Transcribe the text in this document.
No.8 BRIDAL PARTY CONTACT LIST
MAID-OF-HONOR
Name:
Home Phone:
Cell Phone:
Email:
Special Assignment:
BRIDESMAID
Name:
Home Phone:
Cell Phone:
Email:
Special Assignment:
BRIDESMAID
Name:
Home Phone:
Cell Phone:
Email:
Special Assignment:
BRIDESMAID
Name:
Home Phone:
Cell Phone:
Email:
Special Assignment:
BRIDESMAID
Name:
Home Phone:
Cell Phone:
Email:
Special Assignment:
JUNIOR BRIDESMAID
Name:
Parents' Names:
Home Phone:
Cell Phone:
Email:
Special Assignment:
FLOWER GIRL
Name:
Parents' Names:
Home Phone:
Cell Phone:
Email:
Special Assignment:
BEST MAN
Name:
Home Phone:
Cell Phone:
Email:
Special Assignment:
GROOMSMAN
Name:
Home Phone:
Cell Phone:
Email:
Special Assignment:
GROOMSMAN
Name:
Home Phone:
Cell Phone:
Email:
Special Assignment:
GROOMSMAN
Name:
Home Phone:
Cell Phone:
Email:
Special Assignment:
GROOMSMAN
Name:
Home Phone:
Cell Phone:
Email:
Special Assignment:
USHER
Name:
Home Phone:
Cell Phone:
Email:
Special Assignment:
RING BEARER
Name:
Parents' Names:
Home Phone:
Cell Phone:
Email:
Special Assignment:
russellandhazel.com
--
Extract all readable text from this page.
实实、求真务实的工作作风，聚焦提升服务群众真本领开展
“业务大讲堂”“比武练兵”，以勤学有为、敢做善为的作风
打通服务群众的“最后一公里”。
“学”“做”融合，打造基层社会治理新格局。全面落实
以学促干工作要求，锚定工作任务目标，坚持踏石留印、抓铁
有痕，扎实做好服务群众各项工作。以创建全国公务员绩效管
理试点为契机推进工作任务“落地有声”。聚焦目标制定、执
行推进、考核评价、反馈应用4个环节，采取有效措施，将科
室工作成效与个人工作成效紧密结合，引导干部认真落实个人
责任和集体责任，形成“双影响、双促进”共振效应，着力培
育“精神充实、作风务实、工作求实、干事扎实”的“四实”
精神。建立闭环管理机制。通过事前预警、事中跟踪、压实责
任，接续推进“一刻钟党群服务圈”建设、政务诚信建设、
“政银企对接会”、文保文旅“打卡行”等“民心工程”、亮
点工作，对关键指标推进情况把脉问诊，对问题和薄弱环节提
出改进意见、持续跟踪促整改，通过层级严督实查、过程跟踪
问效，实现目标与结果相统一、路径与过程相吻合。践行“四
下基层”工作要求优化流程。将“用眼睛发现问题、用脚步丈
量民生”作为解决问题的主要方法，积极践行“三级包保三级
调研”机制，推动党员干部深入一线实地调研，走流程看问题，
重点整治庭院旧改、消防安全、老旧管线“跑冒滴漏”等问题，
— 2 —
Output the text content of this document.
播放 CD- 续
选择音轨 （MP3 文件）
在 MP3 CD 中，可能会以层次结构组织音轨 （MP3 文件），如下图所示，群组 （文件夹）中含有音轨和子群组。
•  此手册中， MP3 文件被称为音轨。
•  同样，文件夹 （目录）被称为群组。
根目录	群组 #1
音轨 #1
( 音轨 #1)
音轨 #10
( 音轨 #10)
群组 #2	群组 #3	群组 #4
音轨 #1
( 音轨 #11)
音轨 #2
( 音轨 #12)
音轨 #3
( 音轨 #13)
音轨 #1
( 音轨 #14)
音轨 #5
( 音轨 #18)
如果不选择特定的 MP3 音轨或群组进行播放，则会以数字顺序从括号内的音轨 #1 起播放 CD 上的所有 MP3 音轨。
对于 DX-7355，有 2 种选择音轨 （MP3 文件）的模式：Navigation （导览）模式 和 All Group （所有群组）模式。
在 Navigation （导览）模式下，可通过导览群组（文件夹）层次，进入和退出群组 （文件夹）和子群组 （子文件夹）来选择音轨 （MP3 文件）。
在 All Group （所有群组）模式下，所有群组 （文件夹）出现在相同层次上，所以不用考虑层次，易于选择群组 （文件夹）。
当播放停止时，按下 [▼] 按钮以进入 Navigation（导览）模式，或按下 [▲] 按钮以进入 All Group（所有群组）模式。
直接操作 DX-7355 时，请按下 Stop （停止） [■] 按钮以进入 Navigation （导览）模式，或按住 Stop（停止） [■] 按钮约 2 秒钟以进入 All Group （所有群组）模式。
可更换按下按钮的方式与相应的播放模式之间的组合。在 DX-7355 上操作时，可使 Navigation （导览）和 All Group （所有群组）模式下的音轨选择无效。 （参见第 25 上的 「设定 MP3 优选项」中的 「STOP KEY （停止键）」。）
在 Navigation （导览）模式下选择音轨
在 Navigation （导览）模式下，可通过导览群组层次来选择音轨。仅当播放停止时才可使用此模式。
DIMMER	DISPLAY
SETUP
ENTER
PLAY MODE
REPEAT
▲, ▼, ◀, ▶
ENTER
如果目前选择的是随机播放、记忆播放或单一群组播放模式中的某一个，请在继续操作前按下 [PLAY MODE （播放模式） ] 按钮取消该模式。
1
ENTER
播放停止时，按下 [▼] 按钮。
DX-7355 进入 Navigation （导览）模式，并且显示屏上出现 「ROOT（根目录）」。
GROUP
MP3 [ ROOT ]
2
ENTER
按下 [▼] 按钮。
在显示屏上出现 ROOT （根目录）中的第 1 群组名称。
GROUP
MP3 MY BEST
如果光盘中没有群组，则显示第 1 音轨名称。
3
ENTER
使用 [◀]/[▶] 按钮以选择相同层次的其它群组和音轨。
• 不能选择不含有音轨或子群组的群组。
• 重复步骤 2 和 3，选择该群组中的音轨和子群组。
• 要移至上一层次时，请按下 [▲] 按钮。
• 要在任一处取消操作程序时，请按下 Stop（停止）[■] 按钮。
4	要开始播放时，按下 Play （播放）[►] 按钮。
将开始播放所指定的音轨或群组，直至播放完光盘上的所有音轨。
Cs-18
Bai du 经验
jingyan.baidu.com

What you need to do. Select all lines in the listing above where the word "ROOT" appears, and show them.

Output of the task.
DX-7355 进入 Navigation （导览）模式，并且显示屏上出现 「ROOT（根目录）」。
MP3 [ ROOT ]
在显示屏上出现 ROOT （根目录）中的第 1 群组名称。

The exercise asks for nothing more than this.